* **Given exercise**:
Output every entry exactly, from the first line to the last.

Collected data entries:
· · · ·
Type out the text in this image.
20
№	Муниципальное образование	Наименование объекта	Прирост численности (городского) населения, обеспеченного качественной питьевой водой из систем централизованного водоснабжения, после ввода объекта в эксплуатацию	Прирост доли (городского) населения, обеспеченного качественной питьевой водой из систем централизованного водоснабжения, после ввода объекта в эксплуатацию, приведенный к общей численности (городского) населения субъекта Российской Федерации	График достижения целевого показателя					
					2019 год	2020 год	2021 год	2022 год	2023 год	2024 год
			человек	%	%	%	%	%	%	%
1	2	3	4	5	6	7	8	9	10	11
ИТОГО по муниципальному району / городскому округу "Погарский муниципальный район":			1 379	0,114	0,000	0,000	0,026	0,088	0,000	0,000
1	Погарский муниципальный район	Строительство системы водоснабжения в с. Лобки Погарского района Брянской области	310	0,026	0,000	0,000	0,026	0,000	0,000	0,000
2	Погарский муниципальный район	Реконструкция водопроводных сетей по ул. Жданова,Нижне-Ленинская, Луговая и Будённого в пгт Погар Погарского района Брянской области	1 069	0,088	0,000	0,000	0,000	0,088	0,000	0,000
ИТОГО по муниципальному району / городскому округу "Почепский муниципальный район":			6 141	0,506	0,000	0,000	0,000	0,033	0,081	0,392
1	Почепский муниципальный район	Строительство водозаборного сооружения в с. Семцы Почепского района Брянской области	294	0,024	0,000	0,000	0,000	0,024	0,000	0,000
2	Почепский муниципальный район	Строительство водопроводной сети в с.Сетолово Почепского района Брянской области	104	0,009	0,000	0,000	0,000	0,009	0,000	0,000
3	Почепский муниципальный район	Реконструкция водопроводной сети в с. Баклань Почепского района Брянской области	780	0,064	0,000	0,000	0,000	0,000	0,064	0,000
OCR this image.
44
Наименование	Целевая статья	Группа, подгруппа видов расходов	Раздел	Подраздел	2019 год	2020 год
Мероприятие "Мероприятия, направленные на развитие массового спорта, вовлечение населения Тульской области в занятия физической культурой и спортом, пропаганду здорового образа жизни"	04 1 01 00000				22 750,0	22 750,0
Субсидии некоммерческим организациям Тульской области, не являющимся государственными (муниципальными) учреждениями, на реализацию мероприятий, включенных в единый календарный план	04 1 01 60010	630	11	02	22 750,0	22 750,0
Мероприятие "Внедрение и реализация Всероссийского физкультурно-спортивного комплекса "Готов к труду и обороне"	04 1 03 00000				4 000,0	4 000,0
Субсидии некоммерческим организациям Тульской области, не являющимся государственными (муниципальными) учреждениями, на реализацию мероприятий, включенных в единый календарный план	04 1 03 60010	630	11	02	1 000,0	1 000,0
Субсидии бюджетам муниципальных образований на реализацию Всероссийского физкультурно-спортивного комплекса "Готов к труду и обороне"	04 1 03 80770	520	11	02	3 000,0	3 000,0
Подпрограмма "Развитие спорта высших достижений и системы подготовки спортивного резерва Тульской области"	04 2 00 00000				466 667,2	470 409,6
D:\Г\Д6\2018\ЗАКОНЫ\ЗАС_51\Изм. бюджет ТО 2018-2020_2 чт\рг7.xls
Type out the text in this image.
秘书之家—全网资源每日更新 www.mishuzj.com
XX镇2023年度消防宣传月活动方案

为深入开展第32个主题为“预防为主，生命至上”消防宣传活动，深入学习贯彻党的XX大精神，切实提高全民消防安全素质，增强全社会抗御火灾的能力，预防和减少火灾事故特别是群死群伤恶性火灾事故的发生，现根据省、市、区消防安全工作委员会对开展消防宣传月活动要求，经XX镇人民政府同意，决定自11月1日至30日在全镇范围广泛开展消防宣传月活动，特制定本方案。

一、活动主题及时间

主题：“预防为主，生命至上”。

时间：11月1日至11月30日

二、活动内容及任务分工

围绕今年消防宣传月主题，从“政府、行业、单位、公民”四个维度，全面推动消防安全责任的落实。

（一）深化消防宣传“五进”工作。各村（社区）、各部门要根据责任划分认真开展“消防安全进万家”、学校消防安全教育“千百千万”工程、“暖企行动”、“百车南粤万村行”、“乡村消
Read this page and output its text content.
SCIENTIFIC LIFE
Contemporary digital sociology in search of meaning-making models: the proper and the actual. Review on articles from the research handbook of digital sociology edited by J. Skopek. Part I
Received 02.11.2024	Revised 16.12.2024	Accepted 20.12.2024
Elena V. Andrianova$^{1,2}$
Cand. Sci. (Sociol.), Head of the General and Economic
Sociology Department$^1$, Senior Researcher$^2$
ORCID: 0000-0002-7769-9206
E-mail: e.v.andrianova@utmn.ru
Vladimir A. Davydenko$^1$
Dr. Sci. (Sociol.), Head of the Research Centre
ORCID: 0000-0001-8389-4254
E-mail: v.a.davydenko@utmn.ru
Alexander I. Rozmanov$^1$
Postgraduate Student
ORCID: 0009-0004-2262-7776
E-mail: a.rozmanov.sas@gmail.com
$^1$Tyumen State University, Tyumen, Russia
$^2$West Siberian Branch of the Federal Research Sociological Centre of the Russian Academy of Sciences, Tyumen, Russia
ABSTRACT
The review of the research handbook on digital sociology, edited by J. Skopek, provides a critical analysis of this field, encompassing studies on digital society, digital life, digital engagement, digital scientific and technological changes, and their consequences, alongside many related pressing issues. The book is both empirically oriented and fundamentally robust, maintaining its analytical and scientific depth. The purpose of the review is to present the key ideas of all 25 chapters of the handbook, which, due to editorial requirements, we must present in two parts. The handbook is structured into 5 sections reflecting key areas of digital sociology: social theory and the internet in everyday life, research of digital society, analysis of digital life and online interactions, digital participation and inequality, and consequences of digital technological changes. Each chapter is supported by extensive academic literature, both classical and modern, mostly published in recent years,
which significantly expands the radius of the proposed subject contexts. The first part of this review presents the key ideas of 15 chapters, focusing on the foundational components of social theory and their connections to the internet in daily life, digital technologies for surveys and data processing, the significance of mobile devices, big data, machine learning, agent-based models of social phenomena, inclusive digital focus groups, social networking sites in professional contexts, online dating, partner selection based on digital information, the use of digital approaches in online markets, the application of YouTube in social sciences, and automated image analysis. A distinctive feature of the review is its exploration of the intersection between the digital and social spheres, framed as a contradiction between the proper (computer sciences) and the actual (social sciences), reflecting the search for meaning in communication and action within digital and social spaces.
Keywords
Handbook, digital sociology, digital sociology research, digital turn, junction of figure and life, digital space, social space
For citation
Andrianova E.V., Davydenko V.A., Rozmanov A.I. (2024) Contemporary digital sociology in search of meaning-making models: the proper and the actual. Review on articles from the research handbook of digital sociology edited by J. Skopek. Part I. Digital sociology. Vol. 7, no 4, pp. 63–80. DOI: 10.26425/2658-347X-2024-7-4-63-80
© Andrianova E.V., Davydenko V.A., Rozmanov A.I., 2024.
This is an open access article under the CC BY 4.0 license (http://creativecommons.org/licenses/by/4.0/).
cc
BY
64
· · · ·
* **The output**:
Type out the text in this image.
20
№	Муниципальное образование	Наименование объекта	Прирост численности (городского) населения, обеспеченного качественной питьевой водой из систем централизованного водоснабжения, после ввода объекта в эксплуатацию	Прирост доли (городского) населения, обеспеченного качественной питьевой водой из систем централизованного водоснабжения, после ввода объекта в эксплуатацию, приведенный к общей численности (городского) населения субъекта Российской Федерации	График достижения целевого показателя					
					2019 год	2020 год	2021 год	2022 год	2023 год	2024 год
			человек	%	%	%	%	%	%	%
1	2	3	4	5	6	7	8	9	10	11
ИТОГО по муниципальному району / городскому округу "Погарский муниципальный район":			1 379	0,114	0,000	0,000	0,026	0,088	0,000	0,000
1	Погарский муниципальный район	Строительство системы водоснабжения в с. Лобки Погарского района Брянской области	310	0,026	0,000	0,000	0,026	0,000	0,000	0,000
2	Погарский муниципальный район	Реконструкция водопроводных сетей по ул. Жданова,Нижне-Ленинская, Луговая и Будённого в пгт Погар Погарского района Брянской области	1 069	0,088	0,000	0,000	0,000	0,088	0,000	0,000
ИТОГО по муниципальному району / городскому округу "Почепский муниципальный район":			6 141	0,506	0,000	0,000	0,000	0,033	0,081	0,392
1	Почепский муниципальный район	Строительство водозаборного сооружения в с. Семцы Почепского района Брянской области	294	0,024	0,000	0,000	0,000	0,024	0,000	0,000
2	Почепский муниципальный район	Строительство водопроводной сети в с.Сетолово Почепского района Брянской области	104	0,009	0,000	0,000	0,000	0,009	0,000	0,000
3	Почепский муниципальный район	Реконструкция водопроводной сети в с. Баклань Почепского района Брянской области	780	0,064	0,000	0,000	0,000	0,000	0,064	0,000
OCR this image.
44
Наименование	Целевая статья	Группа, подгруппа видов расходов	Раздел	Подраздел	2019 год	2020 год
Мероприятие "Мероприятия, направленные на развитие массового спорта, вовлечение населения Тульской области в занятия физической культурой и спортом, пропаганду здорового образа жизни"	04 1 01 00000				22 750,0	22 750,0
Субсидии некоммерческим организациям Тульской области, не являющимся государственными (муниципальными) учреждениями, на реализацию мероприятий, включенных в единый календарный план	04 1 01 60010	630	11	02	22 750,0	22 750,0
Мероприятие "Внедрение и реализация Всероссийского физкультурно-спортивного комплекса "Готов к труду и обороне"	04 1 03 00000				4 000,0	4 000,0
Субсидии некоммерческим организациям Тульской области, не являющимся государственными (муниципальными) учреждениями, на реализацию мероприятий, включенных в единый календарный план	04 1 03 60010	630	11	02	1 000,0	1 000,0
Субсидии бюджетам муниципальных образований на реализацию Всероссийского физкультурно-спортивного комплекса "Готов к труду и обороне"	04 1 03 80770	520	11	02	3 000,0	3 000,0
Подпрограмма "Развитие спорта высших достижений и системы подготовки спортивного резерва Тульской области"	04 2 00 00000				466 667,2	470 409,6
D:\Г\Д6\2018\ЗАКОНЫ\ЗАС_51\Изм. бюджет ТО 2018-2020_2 чт\рг7.xls
Type out the text in this image.
秘书之家—全网资源每日更新 www.mishuzj.com
XX镇2023年度消防宣传月活动方案

为深入开展第32个主题为“预防为主，生命至上”消防宣传活动，深入学习贯彻党的XX大精神，切实提高全民消防安全素质，增强全社会抗御火灾的能力，预防和减少火灾事故特别是群死群伤恶性火灾事故的发生，现根据省、市、区消防安全工作委员会对开展消防宣传月活动要求，经XX镇人民政府同意，决定自11月1日至30日在全镇范围广泛开展消防宣传月活动，特制定本方案。

一、活动主题及时间

主题：“预防为主，生命至上”。

时间：11月1日至11月30日

二、活动内容及任务分工

围绕今年消防宣传月主题，从“政府、行业、单位、公民”四个维度，全面推动消防安全责任的落实。

（一）深化消防宣传“五进”工作。各村（社区）、各部门要根据责任划分认真开展“消防安全进万家”、学校消防安全教育“千百千万”工程、“暖企行动”、“百车南粤万村行”、“乡村消
Read this page and output its text content.
SCIENTIFIC LIFE
Contemporary digital sociology in search of meaning-making models: the proper and the actual. Review on articles from the research handbook of digital sociology edited by J. Skopek. Part I
Received 02.11.2024	Revised 16.12.2024	Accepted 20.12.2024
Elena V. Andrianova$^{1,2}$
Cand. Sci. (Sociol.), Head of the General and Economic
Sociology Department$^1$, Senior Researcher$^2$
ORCID: 0000-0002-7769-9206
E-mail: e.v.andrianova@utmn.ru
Vladimir A. Davydenko$^1$
Dr. Sci. (Sociol.), Head of the Research Centre
ORCID: 0000-0001-8389-4254
E-mail: v.a.davydenko@utmn.ru
Alexander I. Rozmanov$^1$
Postgraduate Student
ORCID: 0009-0004-2262-7776
E-mail: a.rozmanov.sas@gmail.com
$^1$Tyumen State University, Tyumen, Russia
$^2$West Siberian Branch of the Federal Research Sociological Centre of the Russian Academy of Sciences, Tyumen, Russia
ABSTRACT
The review of the research handbook on digital sociology, edited by J. Skopek, provides a critical analysis of this field, encompassing studies on digital society, digital life, digital engagement, digital scientific and technological changes, and their consequences, alongside many related pressing issues. The book is both empirically oriented and fundamentally robust, maintaining its analytical and scientific depth. The purpose of the review is to present the key ideas of all 25 chapters of the handbook, which, due to editorial requirements, we must present in two parts. The handbook is structured into 5 sections reflecting key areas of digital sociology: social theory and the internet in everyday life, research of digital society, analysis of digital life and online interactions, digital participation and inequality, and consequences of digital technological changes. Each chapter is supported by extensive academic literature, both classical and modern, mostly published in recent years,
which significantly expands the radius of the proposed subject contexts. The first part of this review presents the key ideas of 15 chapters, focusing on the foundational components of social theory and their connections to the internet in daily life, digital technologies for surveys and data processing, the significance of mobile devices, big data, machine learning, agent-based models of social phenomena, inclusive digital focus groups, social networking sites in professional contexts, online dating, partner selection based on digital information, the use of digital approaches in online markets, the application of YouTube in social sciences, and automated image analysis. A distinctive feature of the review is its exploration of the intersection between the digital and social spheres, framed as a contradiction between the proper (computer sciences) and the actual (social sciences), reflecting the search for meaning in communication and action within digital and social spaces.
Keywords
Handbook, digital sociology, digital sociology research, digital turn, junction of figure and life, digital space, social space
For citation
Andrianova E.V., Davydenko V.A., Rozmanov A.I. (2024) Contemporary digital sociology in search of meaning-making models: the proper and the actual. Review on articles from the research handbook of digital sociology edited by J. Skopek. Part I. Digital sociology. Vol. 7, no 4, pp. 63–80. DOI: 10.26425/2658-347X-2024-7-4-63-80
© Andrianova E.V., Davydenko V.A., Rozmanov A.I., 2024.
This is an open access article under the CC BY 4.0 license (http://creativecommons.org/licenses/by/4.0/).
cc
BY
64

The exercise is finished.